• TEXT TO READ
The fourth element is Storage, which stores all the data and programs permanently, even when the computer is turned off. It includes hard drives, solid-state drives, and other types of storage devices. The final element is Network, which enables computers to communicate with each other and share data over a network. It includes wired and wireless networks and is crucial for internet connectivity. Understanding these five key elements of computing is essential for anyone who uses technology in their daily lives.

FIGURE 2.1. Key component of the computing system

2.1.4 Object-oriented programming

In object-oriented programming, the interaction with the computer takes places through objects. Each object belongs to a class: an abstract structure with certain properties. Objects are in fact instances of a class.

The class comprises a template which sets the properties and methods each object of that class should have, while an object contains specific values for that particular instance (Figure 1.12).

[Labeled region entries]

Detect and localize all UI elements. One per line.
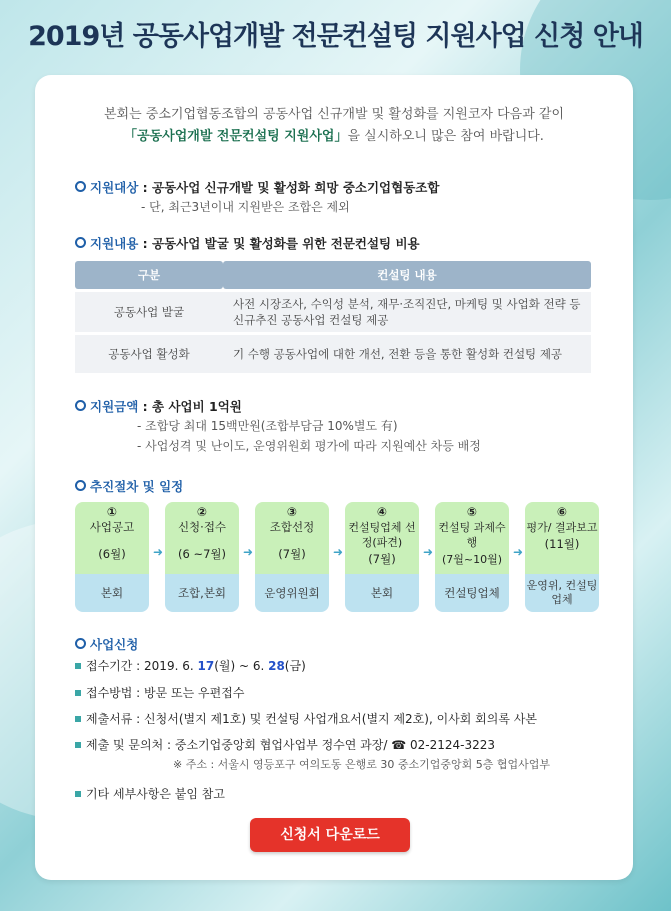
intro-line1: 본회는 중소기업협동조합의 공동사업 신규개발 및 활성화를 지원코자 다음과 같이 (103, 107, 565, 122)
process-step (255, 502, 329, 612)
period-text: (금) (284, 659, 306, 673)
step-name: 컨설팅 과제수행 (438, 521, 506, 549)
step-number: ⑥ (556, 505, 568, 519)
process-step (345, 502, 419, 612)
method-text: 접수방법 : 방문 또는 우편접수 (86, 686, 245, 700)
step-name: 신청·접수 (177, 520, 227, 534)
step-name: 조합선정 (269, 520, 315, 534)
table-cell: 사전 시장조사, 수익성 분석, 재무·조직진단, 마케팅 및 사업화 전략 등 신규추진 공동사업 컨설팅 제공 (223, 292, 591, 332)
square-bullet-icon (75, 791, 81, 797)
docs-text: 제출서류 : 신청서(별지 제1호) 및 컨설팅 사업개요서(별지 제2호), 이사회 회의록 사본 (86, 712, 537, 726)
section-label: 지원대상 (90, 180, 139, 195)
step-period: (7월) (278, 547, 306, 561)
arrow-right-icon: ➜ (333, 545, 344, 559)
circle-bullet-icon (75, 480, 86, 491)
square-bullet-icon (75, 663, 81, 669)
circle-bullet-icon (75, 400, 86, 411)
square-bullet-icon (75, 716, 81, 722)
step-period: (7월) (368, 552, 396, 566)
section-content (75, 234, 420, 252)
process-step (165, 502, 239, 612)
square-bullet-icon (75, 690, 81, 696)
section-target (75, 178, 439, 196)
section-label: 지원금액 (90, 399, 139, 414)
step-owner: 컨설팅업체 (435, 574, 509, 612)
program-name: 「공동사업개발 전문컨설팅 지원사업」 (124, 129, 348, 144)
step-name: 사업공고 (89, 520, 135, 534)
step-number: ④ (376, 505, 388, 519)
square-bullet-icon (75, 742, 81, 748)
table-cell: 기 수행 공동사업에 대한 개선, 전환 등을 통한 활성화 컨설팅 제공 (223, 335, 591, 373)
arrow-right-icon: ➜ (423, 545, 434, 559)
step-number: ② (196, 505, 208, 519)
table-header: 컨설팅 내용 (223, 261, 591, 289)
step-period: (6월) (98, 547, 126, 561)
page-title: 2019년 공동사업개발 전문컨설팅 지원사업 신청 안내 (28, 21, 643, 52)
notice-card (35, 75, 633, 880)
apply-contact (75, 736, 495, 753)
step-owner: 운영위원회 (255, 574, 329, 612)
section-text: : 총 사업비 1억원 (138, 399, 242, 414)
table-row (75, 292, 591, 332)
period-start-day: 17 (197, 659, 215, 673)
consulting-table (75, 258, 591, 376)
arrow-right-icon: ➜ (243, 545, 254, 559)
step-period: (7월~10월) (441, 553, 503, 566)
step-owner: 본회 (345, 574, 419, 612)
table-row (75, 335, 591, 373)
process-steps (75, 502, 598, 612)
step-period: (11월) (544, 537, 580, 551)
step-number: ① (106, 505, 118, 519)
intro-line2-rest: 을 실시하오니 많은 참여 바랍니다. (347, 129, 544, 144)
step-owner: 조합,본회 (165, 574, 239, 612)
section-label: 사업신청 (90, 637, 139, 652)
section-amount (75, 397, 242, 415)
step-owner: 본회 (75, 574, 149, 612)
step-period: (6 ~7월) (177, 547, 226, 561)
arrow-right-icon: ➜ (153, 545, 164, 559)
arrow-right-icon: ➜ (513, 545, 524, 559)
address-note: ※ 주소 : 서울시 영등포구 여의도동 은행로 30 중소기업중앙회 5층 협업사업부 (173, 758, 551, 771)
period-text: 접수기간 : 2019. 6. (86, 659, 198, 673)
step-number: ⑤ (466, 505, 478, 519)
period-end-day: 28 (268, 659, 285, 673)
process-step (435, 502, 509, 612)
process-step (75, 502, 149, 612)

• GOAL A
In the computing text, what does the Network element allow computers to do?
• GOAL B
Reproduce the computing text from "The fourth element" to "of a class.", inclusive.

• OUTPUT A
It lets computers communicate with each other and share data over a network.

• OUTPUT B
The fourth element is Storage, which stores all the data and programs permanently, even when the computer is turned off. It includes hard drives, solid-state drives, and other types of storage devices. The final element is Network, which enables computers to communicate with each other and share data over a network. It includes wired and wireless networks and is crucial for internet connectivity. Understanding these five key elements of computing is essential for anyone who uses technology in their daily lives.

FIGURE 2.1. Key component of the computing system

2.1.4 Object-oriented programming

In object-oriented programming, the interaction with the computer takes places through objects. Each object belongs to a class: an abstract structure with certain properties. Objects are in fact instances of a class.